[A run of records]

::::

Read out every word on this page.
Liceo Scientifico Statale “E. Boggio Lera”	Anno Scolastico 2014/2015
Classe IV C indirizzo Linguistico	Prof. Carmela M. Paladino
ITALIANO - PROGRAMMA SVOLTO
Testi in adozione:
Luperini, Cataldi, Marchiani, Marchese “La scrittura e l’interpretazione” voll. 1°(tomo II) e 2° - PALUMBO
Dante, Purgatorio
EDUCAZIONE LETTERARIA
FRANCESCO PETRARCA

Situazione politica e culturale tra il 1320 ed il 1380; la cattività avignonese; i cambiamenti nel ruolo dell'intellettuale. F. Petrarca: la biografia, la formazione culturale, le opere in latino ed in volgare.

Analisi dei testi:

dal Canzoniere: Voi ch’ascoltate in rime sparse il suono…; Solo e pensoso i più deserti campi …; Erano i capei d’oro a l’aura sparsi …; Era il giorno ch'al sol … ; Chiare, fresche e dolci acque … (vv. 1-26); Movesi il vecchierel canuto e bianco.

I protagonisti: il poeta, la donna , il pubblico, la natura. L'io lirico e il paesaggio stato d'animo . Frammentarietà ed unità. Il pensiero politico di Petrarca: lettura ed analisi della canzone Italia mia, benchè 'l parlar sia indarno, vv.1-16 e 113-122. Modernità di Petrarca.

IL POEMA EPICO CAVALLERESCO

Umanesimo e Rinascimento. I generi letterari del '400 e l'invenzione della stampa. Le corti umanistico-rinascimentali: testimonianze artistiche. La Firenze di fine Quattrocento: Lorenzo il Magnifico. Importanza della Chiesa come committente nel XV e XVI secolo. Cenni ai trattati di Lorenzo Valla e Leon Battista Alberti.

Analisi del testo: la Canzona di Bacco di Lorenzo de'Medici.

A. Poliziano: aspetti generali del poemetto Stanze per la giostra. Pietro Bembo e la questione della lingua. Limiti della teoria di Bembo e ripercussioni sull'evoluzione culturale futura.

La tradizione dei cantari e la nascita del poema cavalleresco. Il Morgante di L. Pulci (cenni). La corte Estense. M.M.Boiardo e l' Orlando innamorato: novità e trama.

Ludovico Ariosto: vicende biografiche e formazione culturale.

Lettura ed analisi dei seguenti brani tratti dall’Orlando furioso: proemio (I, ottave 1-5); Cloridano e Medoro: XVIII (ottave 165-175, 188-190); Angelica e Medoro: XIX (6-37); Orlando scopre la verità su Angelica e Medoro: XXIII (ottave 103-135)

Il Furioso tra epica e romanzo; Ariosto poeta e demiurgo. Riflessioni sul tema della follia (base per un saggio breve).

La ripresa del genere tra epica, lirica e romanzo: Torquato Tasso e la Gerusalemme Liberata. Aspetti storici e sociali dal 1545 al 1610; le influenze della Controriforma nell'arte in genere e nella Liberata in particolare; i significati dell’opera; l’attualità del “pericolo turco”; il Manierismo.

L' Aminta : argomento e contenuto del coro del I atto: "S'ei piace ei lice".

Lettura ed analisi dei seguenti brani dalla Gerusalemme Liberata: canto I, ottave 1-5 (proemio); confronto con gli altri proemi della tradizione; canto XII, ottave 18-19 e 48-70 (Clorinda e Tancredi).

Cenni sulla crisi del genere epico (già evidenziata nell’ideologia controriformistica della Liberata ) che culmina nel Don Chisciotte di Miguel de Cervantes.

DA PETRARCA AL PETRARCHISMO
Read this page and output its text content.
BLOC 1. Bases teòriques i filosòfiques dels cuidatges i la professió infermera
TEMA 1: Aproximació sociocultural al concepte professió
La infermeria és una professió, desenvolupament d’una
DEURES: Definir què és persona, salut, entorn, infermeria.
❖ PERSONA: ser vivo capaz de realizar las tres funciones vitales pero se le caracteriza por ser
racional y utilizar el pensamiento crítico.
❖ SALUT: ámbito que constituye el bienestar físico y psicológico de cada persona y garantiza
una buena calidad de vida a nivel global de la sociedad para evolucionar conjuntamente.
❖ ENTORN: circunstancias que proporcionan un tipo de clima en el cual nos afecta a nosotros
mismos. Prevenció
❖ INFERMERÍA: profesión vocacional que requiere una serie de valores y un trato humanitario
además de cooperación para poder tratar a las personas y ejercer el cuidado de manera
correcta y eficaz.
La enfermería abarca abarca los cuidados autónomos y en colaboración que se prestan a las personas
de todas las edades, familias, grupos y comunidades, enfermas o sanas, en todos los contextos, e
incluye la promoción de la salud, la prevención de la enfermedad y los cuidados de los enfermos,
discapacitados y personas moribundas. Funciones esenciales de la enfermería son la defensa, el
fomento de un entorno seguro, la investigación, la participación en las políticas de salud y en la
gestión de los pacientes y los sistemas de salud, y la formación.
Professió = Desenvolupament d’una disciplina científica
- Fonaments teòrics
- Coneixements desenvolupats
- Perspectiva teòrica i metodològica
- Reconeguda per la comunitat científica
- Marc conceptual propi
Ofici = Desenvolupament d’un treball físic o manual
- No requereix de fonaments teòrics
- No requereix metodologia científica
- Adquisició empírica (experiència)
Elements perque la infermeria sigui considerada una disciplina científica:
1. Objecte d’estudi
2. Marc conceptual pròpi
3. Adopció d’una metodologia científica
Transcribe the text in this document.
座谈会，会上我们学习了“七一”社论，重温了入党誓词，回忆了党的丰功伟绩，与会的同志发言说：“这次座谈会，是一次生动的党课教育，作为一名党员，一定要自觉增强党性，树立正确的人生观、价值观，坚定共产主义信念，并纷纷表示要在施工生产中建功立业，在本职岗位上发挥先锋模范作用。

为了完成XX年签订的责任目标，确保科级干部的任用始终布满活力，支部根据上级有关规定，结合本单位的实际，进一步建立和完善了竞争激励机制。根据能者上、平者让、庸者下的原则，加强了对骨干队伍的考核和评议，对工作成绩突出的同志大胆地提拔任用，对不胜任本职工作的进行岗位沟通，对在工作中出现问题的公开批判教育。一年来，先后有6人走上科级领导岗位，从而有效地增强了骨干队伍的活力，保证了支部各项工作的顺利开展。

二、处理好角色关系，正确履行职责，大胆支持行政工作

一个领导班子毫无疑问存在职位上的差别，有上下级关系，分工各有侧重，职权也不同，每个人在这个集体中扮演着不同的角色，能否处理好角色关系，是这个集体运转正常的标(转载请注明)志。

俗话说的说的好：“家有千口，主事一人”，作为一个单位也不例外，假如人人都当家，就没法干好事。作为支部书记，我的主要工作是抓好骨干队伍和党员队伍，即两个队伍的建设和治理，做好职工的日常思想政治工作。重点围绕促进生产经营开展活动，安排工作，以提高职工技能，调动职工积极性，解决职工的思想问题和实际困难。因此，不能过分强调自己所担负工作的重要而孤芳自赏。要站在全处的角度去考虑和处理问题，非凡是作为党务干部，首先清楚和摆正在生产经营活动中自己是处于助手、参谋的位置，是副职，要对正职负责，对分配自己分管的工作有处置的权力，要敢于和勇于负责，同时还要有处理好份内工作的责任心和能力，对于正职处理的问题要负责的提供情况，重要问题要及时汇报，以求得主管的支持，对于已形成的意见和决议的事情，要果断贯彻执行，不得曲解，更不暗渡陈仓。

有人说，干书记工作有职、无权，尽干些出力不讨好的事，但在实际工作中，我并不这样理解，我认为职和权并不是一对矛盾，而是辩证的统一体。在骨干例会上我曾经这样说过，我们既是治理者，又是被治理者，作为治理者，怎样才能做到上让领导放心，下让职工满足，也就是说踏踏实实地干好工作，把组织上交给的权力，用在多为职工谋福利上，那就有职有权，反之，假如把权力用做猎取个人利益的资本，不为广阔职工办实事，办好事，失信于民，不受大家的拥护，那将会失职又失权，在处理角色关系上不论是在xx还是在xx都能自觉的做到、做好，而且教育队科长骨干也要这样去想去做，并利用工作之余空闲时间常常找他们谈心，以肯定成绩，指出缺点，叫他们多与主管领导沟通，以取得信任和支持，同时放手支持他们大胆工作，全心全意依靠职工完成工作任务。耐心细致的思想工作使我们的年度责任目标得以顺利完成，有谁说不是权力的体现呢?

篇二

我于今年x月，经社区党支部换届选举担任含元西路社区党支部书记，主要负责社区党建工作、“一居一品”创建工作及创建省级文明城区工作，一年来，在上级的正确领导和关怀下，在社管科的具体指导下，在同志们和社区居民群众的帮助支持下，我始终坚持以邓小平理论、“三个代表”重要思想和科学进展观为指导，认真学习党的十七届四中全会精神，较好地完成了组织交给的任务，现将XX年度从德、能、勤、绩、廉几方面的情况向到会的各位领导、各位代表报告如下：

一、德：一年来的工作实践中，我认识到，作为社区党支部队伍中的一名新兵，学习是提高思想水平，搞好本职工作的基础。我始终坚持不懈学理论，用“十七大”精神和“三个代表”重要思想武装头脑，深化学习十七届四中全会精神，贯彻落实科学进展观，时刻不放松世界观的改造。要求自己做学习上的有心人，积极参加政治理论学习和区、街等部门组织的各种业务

::::

» **STATED TASK**: From the data, collect all lines where the string "Read" appears.

» **THE COMPLETED TASK**:
Read out every word on this page.
Read this page and output its text content.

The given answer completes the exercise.